What you are asked to do => With the pictures omitted, write out the entries that follow exactly as they stand.

[Records from a data collection]
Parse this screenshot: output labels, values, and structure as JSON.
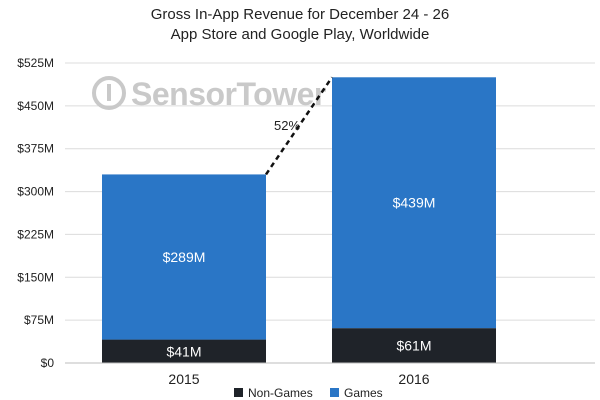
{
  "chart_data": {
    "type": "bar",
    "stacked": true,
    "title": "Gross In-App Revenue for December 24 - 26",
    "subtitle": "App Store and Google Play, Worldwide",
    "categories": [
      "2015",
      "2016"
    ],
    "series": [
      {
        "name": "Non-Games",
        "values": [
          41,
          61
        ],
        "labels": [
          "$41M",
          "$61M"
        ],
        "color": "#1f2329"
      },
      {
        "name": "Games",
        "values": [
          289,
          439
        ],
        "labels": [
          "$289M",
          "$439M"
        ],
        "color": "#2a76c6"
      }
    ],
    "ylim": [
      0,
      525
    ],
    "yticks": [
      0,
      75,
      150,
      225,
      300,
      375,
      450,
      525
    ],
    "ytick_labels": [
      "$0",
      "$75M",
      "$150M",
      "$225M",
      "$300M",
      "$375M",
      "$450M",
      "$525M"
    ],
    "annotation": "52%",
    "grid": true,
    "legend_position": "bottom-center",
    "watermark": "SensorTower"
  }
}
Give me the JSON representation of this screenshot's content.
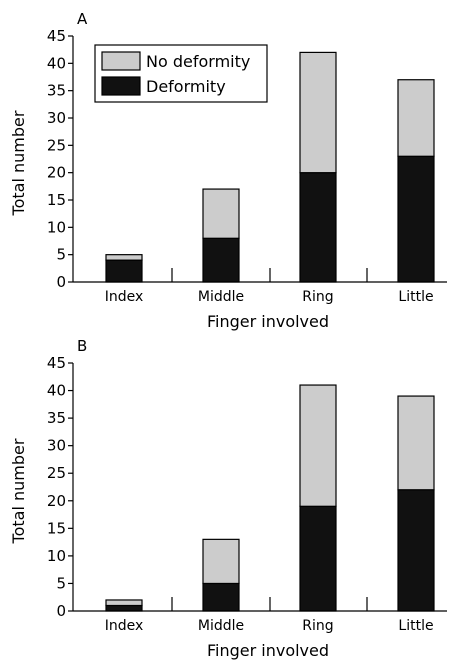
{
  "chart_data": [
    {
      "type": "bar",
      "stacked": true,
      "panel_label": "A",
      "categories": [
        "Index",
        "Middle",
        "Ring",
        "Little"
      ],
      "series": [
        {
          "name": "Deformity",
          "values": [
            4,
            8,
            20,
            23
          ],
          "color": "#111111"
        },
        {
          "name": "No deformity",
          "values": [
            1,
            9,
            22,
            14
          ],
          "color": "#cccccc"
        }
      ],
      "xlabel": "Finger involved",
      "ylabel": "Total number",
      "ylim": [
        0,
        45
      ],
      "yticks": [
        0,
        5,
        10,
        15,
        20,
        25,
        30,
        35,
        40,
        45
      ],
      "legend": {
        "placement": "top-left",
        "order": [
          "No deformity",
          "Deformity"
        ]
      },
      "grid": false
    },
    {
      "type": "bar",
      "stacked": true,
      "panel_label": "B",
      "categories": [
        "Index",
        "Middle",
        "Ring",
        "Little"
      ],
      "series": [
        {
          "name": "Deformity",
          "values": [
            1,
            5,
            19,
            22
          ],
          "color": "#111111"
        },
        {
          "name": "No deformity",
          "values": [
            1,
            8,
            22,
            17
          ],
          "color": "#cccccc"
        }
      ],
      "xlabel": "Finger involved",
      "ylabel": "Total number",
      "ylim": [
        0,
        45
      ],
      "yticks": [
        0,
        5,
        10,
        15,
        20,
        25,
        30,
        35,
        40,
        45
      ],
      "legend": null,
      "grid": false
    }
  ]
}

Expected answer =>
Parse this screenshot: output labels, values, and structure as JSON.
{
  "chart_data": {
    "type": "bar",
    "stacked": true,
    "title": "Gross In-App Revenue for December 24 - 26",
    "subtitle": "App Store and Google Play, Worldwide",
    "categories": [
      "2015",
      "2016"
    ],
    "series": [
      {
        "name": "Non-Games",
        "values": [
          41,
          61
        ],
        "labels": [
          "$41M",
          "$61M"
        ],
        "color": "#1f2329"
      },
      {
        "name": "Games",
        "values": [
          289,
          439
        ],
        "labels": [
          "$289M",
          "$439M"
        ],
        "color": "#2a76c6"
      }
    ],
    "ylim": [
      0,
      525
    ],
    "yticks": [
      0,
      75,
      150,
      225,
      300,
      375,
      450,
      525
    ],
    "ytick_labels": [
      "$0",
      "$75M",
      "$150M",
      "$225M",
      "$300M",
      "$375M",
      "$450M",
      "$525M"
    ],
    "annotation": "52%",
    "grid": true,
    "legend_position": "bottom-center",
    "watermark": "SensorTower"
  }
}
Give me the JSON representation of this screenshot's content.
{
  "chart_data": [
    {
      "type": "bar",
      "stacked": true,
      "panel_label": "A",
      "categories": [
        "Index",
        "Middle",
        "Ring",
        "Little"
      ],
      "series": [
        {
          "name": "Deformity",
          "values": [
            4,
            8,
            20,
            23
          ],
          "color": "#111111"
        },
        {
          "name": "No deformity",
          "values": [
            1,
            9,
            22,
            14
          ],
          "color": "#cccccc"
        }
      ],
      "xlabel": "Finger involved",
      "ylabel": "Total number",
      "ylim": [
        0,
        45
      ],
      "yticks": [
        0,
        5,
        10,
        15,
        20,
        25,
        30,
        35,
        40,
        45
      ],
      "legend": {
        "placement": "top-left",
        "order": [
          "No deformity",
          "Deformity"
        ]
      },
      "grid": false
    },
    {
      "type": "bar",
      "stacked": true,
      "panel_label": "B",
      "categories": [
        "Index",
        "Middle",
        "Ring",
        "Little"
      ],
      "series": [
        {
          "name": "Deformity",
          "values": [
            1,
            5,
            19,
            22
          ],
          "color": "#111111"
        },
        {
          "name": "No deformity",
          "values": [
            1,
            8,
            22,
            17
          ],
          "color": "#cccccc"
        }
      ],
      "xlabel": "Finger involved",
      "ylabel": "Total number",
      "ylim": [
        0,
        45
      ],
      "yticks": [
        0,
        5,
        10,
        15,
        20,
        25,
        30,
        35,
        40,
        45
      ],
      "legend": null,
      "grid": false
    }
  ]
}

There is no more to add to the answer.